Task requirements: Carry none of the pictures over; write out the complete data exactly.

══════

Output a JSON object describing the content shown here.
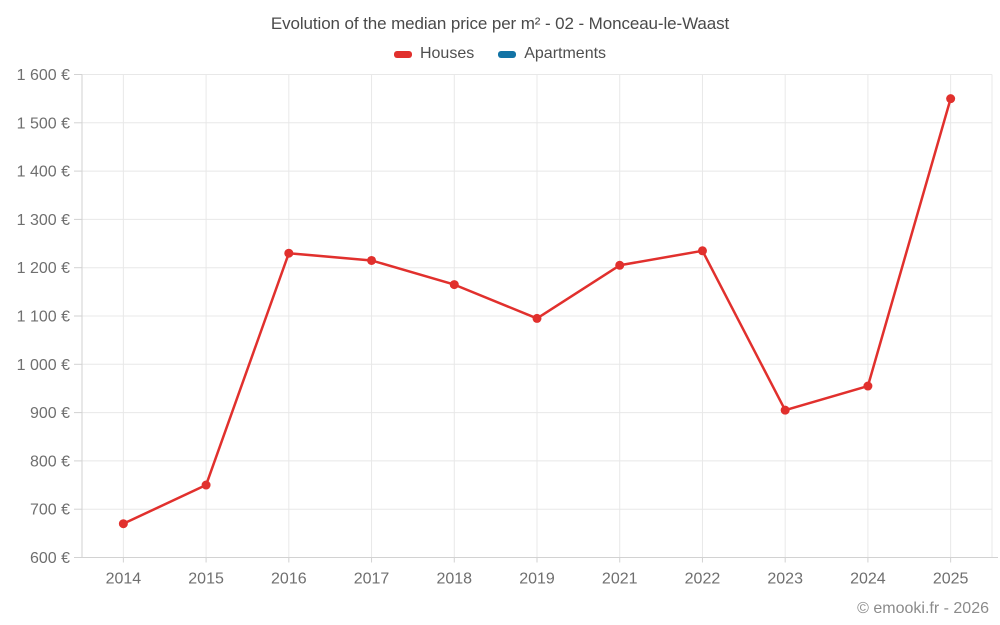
{
  "footer": {
    "credit": "© emooki.fr - 2026"
  },
  "colors": {
    "background": "#ffffff",
    "grid": "#e8e8e8",
    "axis": "#d2d2d2",
    "axis_text": "#6f6f6f",
    "title_text": "#4a4a4a",
    "legend_text": "#4f4f4f",
    "footer_text": "#8b8b8b"
  },
  "chart_data": {
    "type": "line",
    "title": "Evolution of the median price per m² - 02 - Monceau-le-Waast",
    "categories": [
      "2014",
      "2015",
      "2016",
      "2017",
      "2018",
      "2019",
      "2021",
      "2022",
      "2023",
      "2024",
      "2025"
    ],
    "series": [
      {
        "name": "Houses",
        "color": "#e1302d",
        "marker": "circle",
        "values": [
          670,
          750,
          1230,
          1215,
          1165,
          1095,
          1205,
          1235,
          905,
          955,
          1550
        ]
      },
      {
        "name": "Apartments",
        "color": "#1273a5",
        "marker": "circle",
        "values": []
      }
    ],
    "xlabel": "",
    "ylabel": "",
    "ylim": [
      600,
      1600
    ],
    "ytick_values": [
      600,
      700,
      800,
      900,
      1000,
      1100,
      1200,
      1300,
      1400,
      1500,
      1600
    ],
    "ytick_labels": [
      "600 €",
      "700 €",
      "800 €",
      "900 €",
      "1 000 €",
      "1 100 €",
      "1 200 €",
      "1 300 €",
      "1 400 €",
      "1 500 €",
      "1 600 €"
    ],
    "grid": true,
    "legend_position": "top"
  }
}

══════

Task answer:
Output a JSON object describing the content shown here.
{
  "footer": {
    "credit": "© emooki.fr - 2026"
  },
  "colors": {
    "background": "#ffffff",
    "grid": "#e8e8e8",
    "axis": "#d2d2d2",
    "axis_text": "#6f6f6f",
    "title_text": "#4a4a4a",
    "legend_text": "#4f4f4f",
    "footer_text": "#8b8b8b"
  },
  "chart_data": {
    "type": "line",
    "title": "Evolution of the median price per m² - 02 - Monceau-le-Waast",
    "categories": [
      "2014",
      "2015",
      "2016",
      "2017",
      "2018",
      "2019",
      "2021",
      "2022",
      "2023",
      "2024",
      "2025"
    ],
    "series": [
      {
        "name": "Houses",
        "color": "#e1302d",
        "marker": "circle",
        "values": [
          670,
          750,
          1230,
          1215,
          1165,
          1095,
          1205,
          1235,
          905,
          955,
          1550
        ]
      },
      {
        "name": "Apartments",
        "color": "#1273a5",
        "marker": "circle",
        "values": []
      }
    ],
    "xlabel": "",
    "ylabel": "",
    "ylim": [
      600,
      1600
    ],
    "ytick_values": [
      600,
      700,
      800,
      900,
      1000,
      1100,
      1200,
      1300,
      1400,
      1500,
      1600
    ],
    "ytick_labels": [
      "600 €",
      "700 €",
      "800 €",
      "900 €",
      "1 000 €",
      "1 100 €",
      "1 200 €",
      "1 300 €",
      "1 400 €",
      "1 500 €",
      "1 600 €"
    ],
    "grid": true,
    "legend_position": "top"
  }
}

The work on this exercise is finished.